SUPPLIED TEXT:
------------------------------------------------------------
Just want to add few notes on this issue:

(A bit of background: I'm following Java SE 16 Spec to write a parser for fun, so my knowledge below is based on my experience following that spec)

One workaround I tried is to let Alex accept a wider language, say Java forbids Unicode outside identifier and literals. So I can take advantage of that fact to be specific only on \x00~\x7F range:

$JavaIdentifierStartLite = [\x24\x41-\x5A\x5F\x61-\x7A\x80-\x10ffff]
$JavaIdentifierPartLite = [$JavaIdentifierStartLite\x00-\x08\x0E-\x1B\x30-\x39\x7F\x80-x10ffff]

and then I can deal with them in AlexAction. However this doesn't work for several reasons:

  • Java SE 16 follows Unicode 13.0, but Data.Char.generalCategory depends on UnicideData shipped with GHC itself so I'm observing some differences due to this misalignment
  • Another thing I attempted is to store the set of accepted Char as a set (this set can be obtained by calling Character.isJavaIdentifierStart and Character.isJavaIdentifierPart iterating through all Unicode codepoint values on a JVM language), however both Data.IntSet and Data.HashSet are very slow even on my small test suites, in comparision making Alex to accurately recognize identifers has way better performance.
------------------------------------------------------------
RECORDED DATA:
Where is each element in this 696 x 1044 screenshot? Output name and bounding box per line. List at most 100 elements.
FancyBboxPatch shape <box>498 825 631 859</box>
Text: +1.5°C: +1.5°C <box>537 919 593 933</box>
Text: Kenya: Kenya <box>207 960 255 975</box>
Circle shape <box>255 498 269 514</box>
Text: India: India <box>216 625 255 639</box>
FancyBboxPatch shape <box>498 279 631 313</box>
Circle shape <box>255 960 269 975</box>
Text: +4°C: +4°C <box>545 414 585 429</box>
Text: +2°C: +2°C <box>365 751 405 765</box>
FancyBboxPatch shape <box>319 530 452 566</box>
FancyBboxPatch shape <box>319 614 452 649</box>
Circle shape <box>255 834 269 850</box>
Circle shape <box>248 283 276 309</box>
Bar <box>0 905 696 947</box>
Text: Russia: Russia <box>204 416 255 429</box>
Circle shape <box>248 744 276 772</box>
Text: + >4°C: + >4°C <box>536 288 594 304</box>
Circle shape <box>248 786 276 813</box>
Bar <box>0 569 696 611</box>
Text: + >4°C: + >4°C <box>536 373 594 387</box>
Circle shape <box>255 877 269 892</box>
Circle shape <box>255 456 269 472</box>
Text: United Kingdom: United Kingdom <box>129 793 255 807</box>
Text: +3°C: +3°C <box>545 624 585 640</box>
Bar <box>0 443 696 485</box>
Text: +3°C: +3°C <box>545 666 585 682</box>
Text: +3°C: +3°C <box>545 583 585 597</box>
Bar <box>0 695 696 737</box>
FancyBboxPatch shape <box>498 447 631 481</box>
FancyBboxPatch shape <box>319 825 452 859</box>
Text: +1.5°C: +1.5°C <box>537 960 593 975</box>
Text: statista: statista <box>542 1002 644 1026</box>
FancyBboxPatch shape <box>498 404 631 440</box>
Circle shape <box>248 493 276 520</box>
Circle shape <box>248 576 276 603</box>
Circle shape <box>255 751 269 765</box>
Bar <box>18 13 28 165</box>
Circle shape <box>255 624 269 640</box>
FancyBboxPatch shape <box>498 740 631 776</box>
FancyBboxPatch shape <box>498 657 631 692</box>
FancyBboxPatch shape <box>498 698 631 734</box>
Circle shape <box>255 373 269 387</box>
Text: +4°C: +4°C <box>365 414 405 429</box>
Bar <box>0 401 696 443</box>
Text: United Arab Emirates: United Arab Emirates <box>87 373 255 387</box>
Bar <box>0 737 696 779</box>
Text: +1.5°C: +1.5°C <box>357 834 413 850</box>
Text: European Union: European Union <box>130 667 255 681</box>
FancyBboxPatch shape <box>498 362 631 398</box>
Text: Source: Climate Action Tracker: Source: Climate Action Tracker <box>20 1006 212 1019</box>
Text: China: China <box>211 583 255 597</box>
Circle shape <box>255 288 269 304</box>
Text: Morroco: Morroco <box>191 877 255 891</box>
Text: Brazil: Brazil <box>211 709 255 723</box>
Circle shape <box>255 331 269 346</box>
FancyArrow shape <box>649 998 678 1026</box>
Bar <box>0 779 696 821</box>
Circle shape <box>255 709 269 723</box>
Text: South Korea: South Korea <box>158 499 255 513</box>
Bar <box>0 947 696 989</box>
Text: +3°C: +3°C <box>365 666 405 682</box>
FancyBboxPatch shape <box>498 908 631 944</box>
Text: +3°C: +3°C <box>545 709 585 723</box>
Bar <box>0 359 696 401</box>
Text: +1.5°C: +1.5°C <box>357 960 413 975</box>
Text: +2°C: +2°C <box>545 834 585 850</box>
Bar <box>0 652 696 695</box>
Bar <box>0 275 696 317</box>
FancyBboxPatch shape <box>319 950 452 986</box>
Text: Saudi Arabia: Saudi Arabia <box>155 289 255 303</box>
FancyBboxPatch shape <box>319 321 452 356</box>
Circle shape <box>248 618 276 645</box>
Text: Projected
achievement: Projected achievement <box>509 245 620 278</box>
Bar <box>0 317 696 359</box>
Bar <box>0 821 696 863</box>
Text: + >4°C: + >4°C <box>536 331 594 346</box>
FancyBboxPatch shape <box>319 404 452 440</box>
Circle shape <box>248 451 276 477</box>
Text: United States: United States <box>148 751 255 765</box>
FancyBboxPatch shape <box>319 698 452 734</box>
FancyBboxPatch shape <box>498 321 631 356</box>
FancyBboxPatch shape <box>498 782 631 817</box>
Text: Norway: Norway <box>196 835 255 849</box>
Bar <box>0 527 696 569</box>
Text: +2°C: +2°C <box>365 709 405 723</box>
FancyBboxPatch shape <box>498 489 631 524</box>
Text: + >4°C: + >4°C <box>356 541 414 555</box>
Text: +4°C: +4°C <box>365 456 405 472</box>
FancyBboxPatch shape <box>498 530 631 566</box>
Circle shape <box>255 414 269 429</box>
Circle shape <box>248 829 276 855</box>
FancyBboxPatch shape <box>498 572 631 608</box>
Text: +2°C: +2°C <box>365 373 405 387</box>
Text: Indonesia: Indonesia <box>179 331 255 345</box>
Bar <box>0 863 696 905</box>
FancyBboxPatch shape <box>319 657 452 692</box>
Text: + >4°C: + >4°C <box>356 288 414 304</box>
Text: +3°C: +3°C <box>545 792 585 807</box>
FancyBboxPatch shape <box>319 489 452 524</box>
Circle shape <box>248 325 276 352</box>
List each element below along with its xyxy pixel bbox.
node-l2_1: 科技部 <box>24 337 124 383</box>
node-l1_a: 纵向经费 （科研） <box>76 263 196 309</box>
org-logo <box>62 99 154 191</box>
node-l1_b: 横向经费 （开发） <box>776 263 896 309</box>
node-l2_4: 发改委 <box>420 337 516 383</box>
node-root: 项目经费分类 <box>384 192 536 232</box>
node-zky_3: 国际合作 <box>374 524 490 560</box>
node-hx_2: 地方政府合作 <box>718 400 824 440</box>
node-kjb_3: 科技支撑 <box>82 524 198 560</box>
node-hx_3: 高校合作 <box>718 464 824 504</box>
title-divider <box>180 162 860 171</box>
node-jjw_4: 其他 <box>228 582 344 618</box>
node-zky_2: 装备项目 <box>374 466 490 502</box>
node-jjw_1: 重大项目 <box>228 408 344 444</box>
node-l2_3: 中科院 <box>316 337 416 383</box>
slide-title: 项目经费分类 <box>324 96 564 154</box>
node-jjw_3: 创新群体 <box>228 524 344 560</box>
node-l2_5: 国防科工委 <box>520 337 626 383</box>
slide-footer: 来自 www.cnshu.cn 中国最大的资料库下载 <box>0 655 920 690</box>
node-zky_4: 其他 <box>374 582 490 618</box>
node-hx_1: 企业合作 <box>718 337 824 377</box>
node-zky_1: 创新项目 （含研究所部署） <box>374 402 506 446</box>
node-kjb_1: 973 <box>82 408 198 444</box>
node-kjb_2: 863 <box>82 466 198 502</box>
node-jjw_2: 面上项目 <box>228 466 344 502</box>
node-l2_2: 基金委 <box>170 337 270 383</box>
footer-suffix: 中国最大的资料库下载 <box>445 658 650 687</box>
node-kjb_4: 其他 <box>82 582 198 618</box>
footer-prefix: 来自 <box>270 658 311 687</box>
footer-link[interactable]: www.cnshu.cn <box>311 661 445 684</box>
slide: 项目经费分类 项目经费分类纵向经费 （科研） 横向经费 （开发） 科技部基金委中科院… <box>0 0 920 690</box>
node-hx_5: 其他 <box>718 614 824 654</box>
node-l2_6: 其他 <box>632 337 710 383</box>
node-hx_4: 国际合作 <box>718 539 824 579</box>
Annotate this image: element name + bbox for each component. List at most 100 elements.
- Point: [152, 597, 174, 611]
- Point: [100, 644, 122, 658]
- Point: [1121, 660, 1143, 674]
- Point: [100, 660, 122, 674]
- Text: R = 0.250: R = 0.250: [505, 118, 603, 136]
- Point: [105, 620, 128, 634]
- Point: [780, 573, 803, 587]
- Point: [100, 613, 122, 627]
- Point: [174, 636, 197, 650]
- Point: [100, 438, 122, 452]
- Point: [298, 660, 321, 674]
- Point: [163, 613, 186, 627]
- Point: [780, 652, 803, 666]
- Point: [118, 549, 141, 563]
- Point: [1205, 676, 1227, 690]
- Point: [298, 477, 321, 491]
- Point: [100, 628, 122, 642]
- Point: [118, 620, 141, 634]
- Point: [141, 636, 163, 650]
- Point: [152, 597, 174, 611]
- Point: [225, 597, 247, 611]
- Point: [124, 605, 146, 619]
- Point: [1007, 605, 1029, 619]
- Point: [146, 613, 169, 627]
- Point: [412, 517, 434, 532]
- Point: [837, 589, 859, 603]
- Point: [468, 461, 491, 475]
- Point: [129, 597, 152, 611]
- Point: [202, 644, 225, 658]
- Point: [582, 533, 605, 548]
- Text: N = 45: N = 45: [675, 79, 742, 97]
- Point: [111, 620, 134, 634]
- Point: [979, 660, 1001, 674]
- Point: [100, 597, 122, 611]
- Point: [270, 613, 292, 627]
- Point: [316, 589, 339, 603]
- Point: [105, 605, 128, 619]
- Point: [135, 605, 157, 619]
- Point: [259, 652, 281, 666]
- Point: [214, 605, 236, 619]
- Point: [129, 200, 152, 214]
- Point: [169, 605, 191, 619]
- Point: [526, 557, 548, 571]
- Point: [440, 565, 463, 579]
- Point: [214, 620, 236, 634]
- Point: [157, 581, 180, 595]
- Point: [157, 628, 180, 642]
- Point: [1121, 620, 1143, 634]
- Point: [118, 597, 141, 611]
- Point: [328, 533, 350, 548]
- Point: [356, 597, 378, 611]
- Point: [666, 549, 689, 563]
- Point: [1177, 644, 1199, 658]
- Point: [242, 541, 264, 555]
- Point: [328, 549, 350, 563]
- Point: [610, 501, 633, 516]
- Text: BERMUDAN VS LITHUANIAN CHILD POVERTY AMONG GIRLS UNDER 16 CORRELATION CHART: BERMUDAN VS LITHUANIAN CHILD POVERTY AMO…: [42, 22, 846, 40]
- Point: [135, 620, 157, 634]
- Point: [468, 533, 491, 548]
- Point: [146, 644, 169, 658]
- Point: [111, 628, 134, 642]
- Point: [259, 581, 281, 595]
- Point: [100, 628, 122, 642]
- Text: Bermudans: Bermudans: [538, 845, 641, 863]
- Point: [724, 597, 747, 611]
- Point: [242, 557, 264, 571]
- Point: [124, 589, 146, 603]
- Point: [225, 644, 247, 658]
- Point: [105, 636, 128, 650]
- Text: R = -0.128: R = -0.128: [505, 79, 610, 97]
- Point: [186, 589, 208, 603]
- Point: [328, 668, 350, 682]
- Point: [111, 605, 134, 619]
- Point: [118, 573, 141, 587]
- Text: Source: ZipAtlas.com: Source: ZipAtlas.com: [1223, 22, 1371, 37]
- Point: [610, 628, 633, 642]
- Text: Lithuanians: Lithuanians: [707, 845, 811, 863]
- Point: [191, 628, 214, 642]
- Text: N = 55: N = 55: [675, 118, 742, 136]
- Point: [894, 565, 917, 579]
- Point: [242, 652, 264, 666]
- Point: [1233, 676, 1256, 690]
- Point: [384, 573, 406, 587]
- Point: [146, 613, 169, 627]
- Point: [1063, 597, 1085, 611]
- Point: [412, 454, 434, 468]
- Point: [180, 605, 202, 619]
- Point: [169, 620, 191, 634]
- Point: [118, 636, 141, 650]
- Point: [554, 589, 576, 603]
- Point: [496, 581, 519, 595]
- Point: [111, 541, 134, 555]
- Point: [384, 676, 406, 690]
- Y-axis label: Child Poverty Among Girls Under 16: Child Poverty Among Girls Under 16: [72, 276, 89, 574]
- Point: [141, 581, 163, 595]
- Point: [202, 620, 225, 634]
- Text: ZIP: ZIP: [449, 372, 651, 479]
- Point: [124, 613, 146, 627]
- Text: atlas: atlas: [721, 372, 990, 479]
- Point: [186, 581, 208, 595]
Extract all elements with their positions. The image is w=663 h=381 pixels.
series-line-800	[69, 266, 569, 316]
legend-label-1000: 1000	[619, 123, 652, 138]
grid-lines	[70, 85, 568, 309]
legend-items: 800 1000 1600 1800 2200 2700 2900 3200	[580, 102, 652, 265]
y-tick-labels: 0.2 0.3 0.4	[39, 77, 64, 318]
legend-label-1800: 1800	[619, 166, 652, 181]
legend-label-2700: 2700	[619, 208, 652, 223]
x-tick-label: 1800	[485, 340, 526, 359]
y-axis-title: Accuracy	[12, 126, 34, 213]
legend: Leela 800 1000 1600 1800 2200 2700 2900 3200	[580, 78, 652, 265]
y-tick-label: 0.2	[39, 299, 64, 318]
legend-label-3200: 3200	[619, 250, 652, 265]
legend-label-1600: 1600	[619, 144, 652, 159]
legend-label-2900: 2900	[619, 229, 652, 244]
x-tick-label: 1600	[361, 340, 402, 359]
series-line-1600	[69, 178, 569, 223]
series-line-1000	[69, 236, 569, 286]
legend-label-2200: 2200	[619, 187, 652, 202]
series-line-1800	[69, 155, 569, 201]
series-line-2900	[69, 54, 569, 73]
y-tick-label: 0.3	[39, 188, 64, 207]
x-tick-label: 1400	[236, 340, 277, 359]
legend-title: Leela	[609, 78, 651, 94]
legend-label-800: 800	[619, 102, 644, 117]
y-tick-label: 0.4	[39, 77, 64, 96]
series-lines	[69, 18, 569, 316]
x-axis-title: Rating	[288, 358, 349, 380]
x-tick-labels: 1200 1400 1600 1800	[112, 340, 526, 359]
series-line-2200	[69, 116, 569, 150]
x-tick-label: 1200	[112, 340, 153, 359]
------------------------------------------------------------
APPLY WHAT YOU READ:
1. From the note about writing a Java parser, pull out the text between "and then I can" and "way better performance.", inclusive, word for word.
2. According to the note about writing a Java parser, which Unicode version does Java SE 16 follow?

ANSWERS FOR THE TASKS:
1.
and then I can deal with them in AlexAction. However this doesn't work for several reasons:

  • Java SE 16 follows Unicode 13.0, but Data.Char.generalCategory depends on UnicideData shipped with GHC itself so I'm observing some differences due to this misalignment
  • Another thing I attempted is to store the set of accepted Char as a set (this set can be obtained by calling Character.isJavaIdentifierStart and Character.isJavaIdentifierPart iterating through all Unicode codepoint values on a JVM language), however both Data.IntSet and Data.HashSet are very slow even on my small test suites, in comparision making Alex to accurately recognize identifers has way better performance.

2. Unicode 13.0.